### JOB:
Write out the rows below again, switching each "y-tick-label" to "y-axis-label" and keeping everything else the same. Leave the pictures out.
▼▼▼
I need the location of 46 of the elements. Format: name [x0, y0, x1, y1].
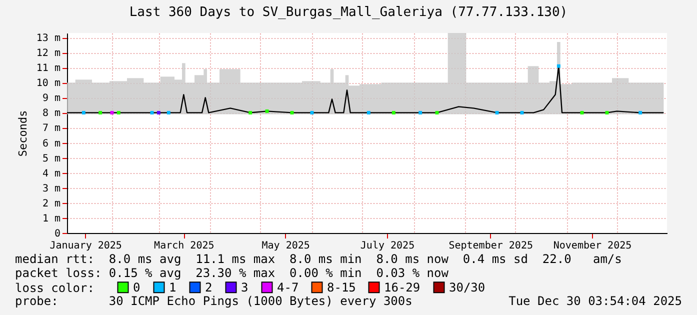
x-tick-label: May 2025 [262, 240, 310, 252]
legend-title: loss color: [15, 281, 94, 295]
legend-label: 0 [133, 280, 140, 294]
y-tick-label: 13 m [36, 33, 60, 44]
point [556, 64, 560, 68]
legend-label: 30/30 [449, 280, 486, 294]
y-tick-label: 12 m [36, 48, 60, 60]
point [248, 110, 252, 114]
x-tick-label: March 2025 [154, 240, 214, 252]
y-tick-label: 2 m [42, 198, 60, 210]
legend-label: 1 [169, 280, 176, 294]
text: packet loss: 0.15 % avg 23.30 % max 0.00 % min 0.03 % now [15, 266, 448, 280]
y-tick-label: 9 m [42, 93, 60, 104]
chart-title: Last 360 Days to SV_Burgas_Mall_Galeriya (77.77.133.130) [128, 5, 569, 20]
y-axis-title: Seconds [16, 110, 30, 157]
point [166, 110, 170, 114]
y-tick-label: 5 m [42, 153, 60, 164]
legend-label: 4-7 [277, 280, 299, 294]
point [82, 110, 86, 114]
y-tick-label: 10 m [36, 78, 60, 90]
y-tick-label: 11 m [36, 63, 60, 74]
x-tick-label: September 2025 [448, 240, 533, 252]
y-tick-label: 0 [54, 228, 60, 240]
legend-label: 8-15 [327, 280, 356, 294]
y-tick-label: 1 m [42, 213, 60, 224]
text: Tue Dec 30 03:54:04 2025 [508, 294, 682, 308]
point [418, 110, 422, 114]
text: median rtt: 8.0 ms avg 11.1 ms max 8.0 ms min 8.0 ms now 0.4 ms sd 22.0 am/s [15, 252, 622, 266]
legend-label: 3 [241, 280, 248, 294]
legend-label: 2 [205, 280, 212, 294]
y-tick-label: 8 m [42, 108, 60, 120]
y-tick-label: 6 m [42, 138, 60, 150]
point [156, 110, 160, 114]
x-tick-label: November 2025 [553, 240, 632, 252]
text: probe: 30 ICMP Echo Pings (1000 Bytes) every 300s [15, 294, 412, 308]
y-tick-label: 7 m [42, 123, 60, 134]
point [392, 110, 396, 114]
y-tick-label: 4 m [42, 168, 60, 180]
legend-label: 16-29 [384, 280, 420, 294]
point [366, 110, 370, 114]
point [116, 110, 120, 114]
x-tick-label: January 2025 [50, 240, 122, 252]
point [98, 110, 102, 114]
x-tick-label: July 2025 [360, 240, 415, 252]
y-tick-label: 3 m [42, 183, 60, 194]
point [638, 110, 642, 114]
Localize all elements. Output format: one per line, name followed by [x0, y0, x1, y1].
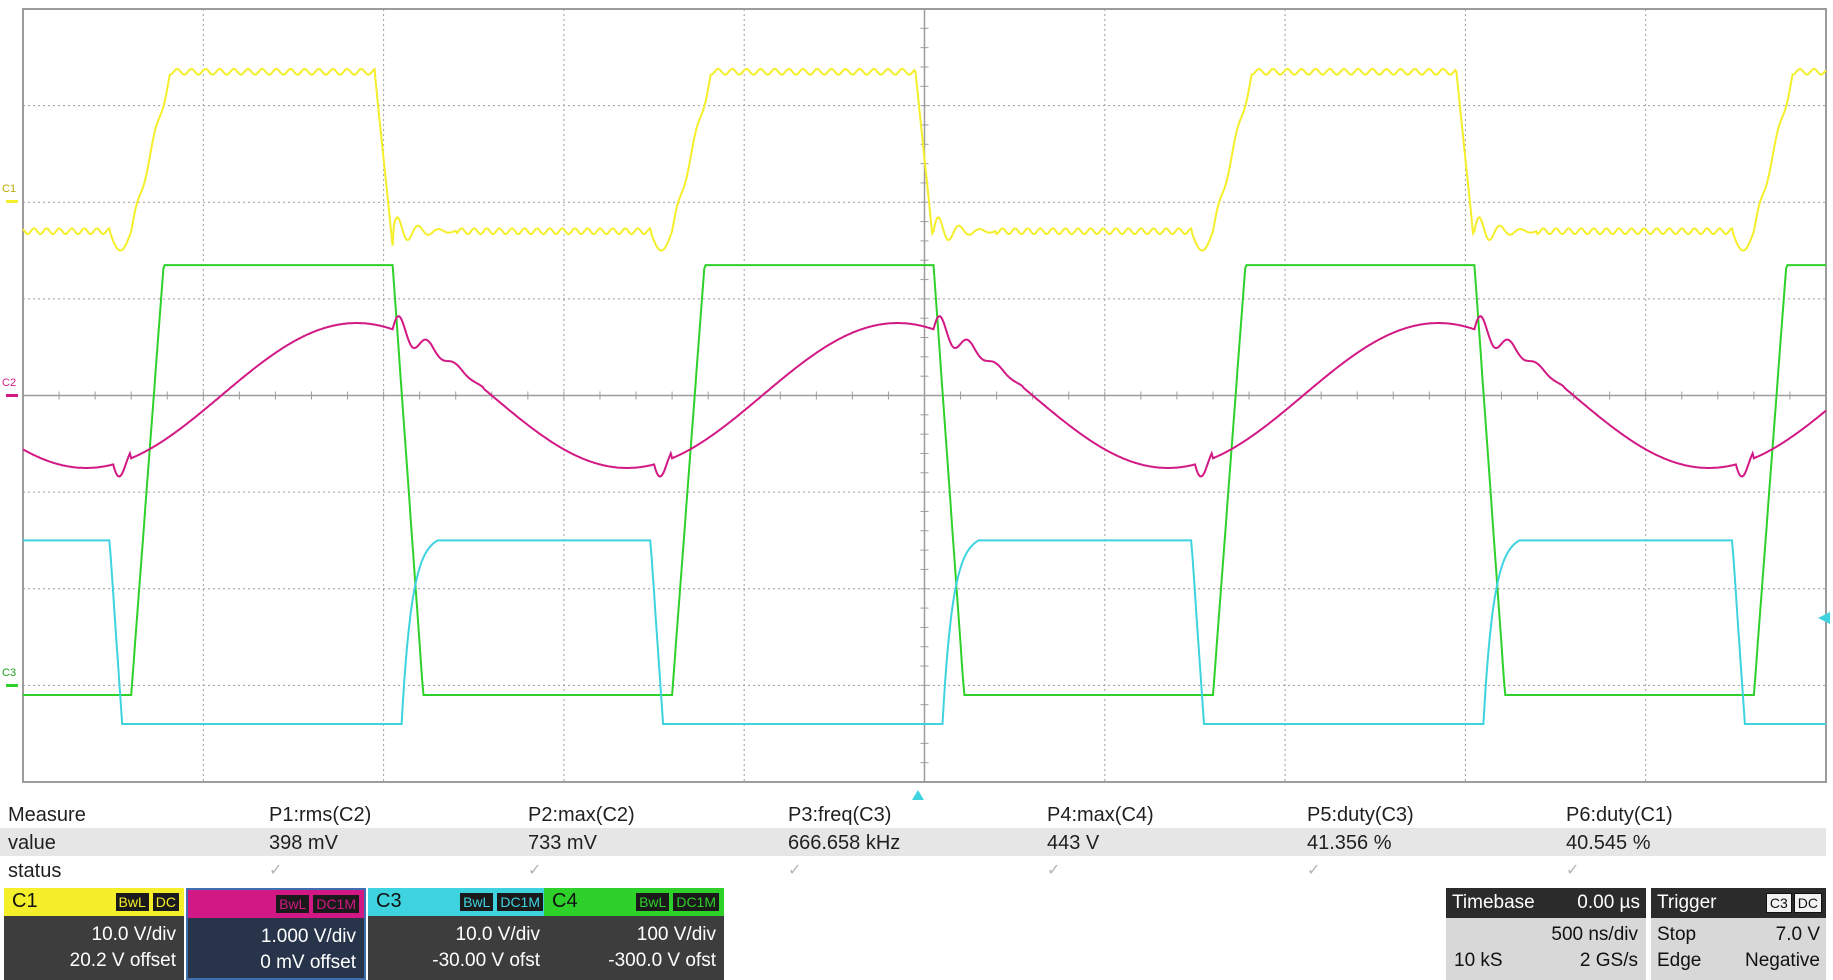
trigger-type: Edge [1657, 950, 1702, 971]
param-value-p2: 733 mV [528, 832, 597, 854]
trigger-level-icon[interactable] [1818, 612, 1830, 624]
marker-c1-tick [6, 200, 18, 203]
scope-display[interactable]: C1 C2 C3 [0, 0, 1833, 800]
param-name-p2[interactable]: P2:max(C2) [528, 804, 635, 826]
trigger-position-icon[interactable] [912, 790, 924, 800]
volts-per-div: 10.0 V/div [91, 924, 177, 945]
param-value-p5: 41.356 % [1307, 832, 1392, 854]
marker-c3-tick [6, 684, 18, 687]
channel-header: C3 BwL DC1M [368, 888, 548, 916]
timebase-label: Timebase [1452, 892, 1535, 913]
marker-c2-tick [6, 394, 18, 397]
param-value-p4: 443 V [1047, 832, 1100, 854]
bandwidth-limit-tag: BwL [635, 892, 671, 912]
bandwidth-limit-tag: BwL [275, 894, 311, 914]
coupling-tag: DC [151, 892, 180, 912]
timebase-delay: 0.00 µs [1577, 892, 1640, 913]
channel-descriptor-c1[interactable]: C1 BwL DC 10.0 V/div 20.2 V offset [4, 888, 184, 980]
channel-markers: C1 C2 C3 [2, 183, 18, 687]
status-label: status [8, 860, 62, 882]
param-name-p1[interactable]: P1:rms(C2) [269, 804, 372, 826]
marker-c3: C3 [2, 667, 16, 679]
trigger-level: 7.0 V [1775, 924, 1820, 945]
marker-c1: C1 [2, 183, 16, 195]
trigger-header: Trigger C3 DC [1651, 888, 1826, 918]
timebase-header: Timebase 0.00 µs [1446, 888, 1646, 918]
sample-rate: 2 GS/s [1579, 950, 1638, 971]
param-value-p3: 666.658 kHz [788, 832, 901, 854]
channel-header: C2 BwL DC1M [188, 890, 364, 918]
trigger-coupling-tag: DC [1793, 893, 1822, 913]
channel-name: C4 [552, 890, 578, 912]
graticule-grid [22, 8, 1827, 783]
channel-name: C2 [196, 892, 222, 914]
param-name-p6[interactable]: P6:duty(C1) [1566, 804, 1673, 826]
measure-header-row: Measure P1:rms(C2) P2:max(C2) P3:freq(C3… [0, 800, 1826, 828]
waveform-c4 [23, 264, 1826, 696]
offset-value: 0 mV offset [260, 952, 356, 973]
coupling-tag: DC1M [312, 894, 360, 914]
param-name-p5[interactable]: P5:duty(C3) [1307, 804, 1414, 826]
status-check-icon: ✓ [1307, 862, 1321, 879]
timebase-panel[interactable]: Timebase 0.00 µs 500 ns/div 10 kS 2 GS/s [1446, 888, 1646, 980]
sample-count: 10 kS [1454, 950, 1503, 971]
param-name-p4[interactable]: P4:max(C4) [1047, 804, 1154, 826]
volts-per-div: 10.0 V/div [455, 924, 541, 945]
▲▲▲
### FULL SOLUTION:
I need the location of 46 of the elements. Format: name [x0, y0, x1, y1].
x-tick-label: May 2025 [262, 240, 310, 252]
legend-title: loss color: [15, 281, 94, 295]
legend-label: 0 [133, 280, 140, 294]
y-axis-label: 13 m [36, 33, 60, 44]
point [556, 64, 560, 68]
legend-label: 30/30 [449, 280, 486, 294]
y-axis-label: 12 m [36, 48, 60, 60]
point [248, 110, 252, 114]
x-tick-label: March 2025 [154, 240, 214, 252]
y-axis-label: 2 m [42, 198, 60, 210]
legend-label: 1 [169, 280, 176, 294]
text: packet loss: 0.15 % avg 23.30 % max 0.00 % min 0.03 % now [15, 266, 448, 280]
y-axis-label: 9 m [42, 93, 60, 104]
chart-title: Last 360 Days to SV_Burgas_Mall_Galeriya (77.77.133.130) [128, 5, 569, 20]
y-axis-title: Seconds [16, 110, 30, 157]
point [166, 110, 170, 114]
y-axis-label: 5 m [42, 153, 60, 164]
legend-label: 4-7 [277, 280, 299, 294]
point [82, 110, 86, 114]
y-axis-label: 10 m [36, 78, 60, 90]
y-axis-label: 11 m [36, 63, 60, 74]
x-tick-label: September 2025 [448, 240, 533, 252]
y-axis-label: 0 [54, 228, 60, 240]
legend-label: 8-15 [327, 280, 356, 294]
y-axis-label: 1 m [42, 213, 60, 224]
text: Tue Dec 30 03:54:04 2025 [508, 294, 682, 308]
point [418, 110, 422, 114]
text: median rtt: 8.0 ms avg 11.1 ms max 8.0 ms min 8.0 ms now 0.4 ms sd 22.0 am/s [15, 252, 622, 266]
legend-label: 3 [241, 280, 248, 294]
legend-label: 2 [205, 280, 212, 294]
y-axis-label: 8 m [42, 108, 60, 120]
y-axis-label: 6 m [42, 138, 60, 150]
point [156, 110, 160, 114]
x-tick-label: November 2025 [553, 240, 632, 252]
text: probe: 30 ICMP Echo Pings (1000 Bytes) every 300s [15, 294, 412, 308]
y-axis-label: 7 m [42, 123, 60, 134]
point [392, 110, 396, 114]
y-axis-label: 4 m [42, 168, 60, 180]
legend-label: 16-29 [384, 280, 420, 294]
point [366, 110, 370, 114]
point [116, 110, 120, 114]
x-tick-label: January 2025 [50, 240, 122, 252]
point [98, 110, 102, 114]
x-tick-label: July 2025 [360, 240, 415, 252]
y-axis-label: 3 m [42, 183, 60, 194]
point [638, 110, 642, 114]
Localize all elements. Output format: one per line, name followed by [x0, y0, x1, y1].
trigger-type: Edge [1657, 950, 1702, 971]
param-value-p2: 733 mV [528, 832, 597, 854]
trigger-level-icon[interactable] [1818, 612, 1830, 624]
marker-c1-tick [6, 200, 18, 203]
scope-display[interactable]: C1 C2 C3 [0, 0, 1833, 800]
param-name-p2[interactable]: P2:max(C2) [528, 804, 635, 826]
trigger-position-icon[interactable] [912, 790, 924, 800]
volts-per-div: 10.0 V/div [91, 924, 177, 945]
param-value-p5: 41.356 % [1307, 832, 1392, 854]
marker-c3-tick [6, 684, 18, 687]
channel-header: C3 BwL DC1M [368, 888, 548, 916]
timebase-label: Timebase [1452, 892, 1535, 913]
marker-c2-tick [6, 394, 18, 397]
param-value-p4: 443 V [1047, 832, 1100, 854]
bandwidth-limit-tag: BwL [635, 892, 671, 912]
bandwidth-limit-tag: BwL [275, 894, 311, 914]
coupling-tag: DC [151, 892, 180, 912]
timebase-delay: 0.00 µs [1577, 892, 1640, 913]
channel-descriptor-c1[interactable]: C1 BwL DC 10.0 V/div 20.2 V offset [4, 888, 184, 980]
channel-markers: C1 C2 C3 [2, 183, 18, 687]
status-label: status [8, 860, 62, 882]
param-name-p1[interactable]: P1:rms(C2) [269, 804, 372, 826]
marker-c3: C3 [2, 667, 16, 679]
trigger-level: 7.0 V [1775, 924, 1820, 945]
marker-c1: C1 [2, 183, 16, 195]
trigger-header: Trigger C3 DC [1651, 888, 1826, 918]
timebase-header: Timebase 0.00 µs [1446, 888, 1646, 918]
sample-rate: 2 GS/s [1579, 950, 1638, 971]
param-value-p3: 666.658 kHz [788, 832, 901, 854]
channel-header: C2 BwL DC1M [188, 890, 364, 918]
trigger-coupling-tag: DC [1793, 893, 1822, 913]
channel-name: C4 [552, 890, 578, 912]
graticule-grid [22, 8, 1827, 783]
channel-name: C2 [196, 892, 222, 914]
param-name-p6[interactable]: P6:duty(C1) [1566, 804, 1673, 826]
measure-header-row: Measure P1:rms(C2) P2:max(C2) P3:freq(C3… [0, 800, 1826, 828]
waveform-c4 [23, 264, 1826, 696]
offset-value: 0 mV offset [260, 952, 356, 973]
coupling-tag: DC1M [312, 894, 360, 914]
param-name-p5[interactable]: P5:duty(C3) [1307, 804, 1414, 826]
status-check-icon: ✓ [1307, 862, 1321, 879]
timebase-panel[interactable]: Timebase 0.00 µs 500 ns/div 10 kS 2 GS/s [1446, 888, 1646, 980]
sample-count: 10 kS [1454, 950, 1503, 971]
param-name-p4[interactable]: P4:max(C4) [1047, 804, 1154, 826]
volts-per-div: 10.0 V/div [455, 924, 541, 945]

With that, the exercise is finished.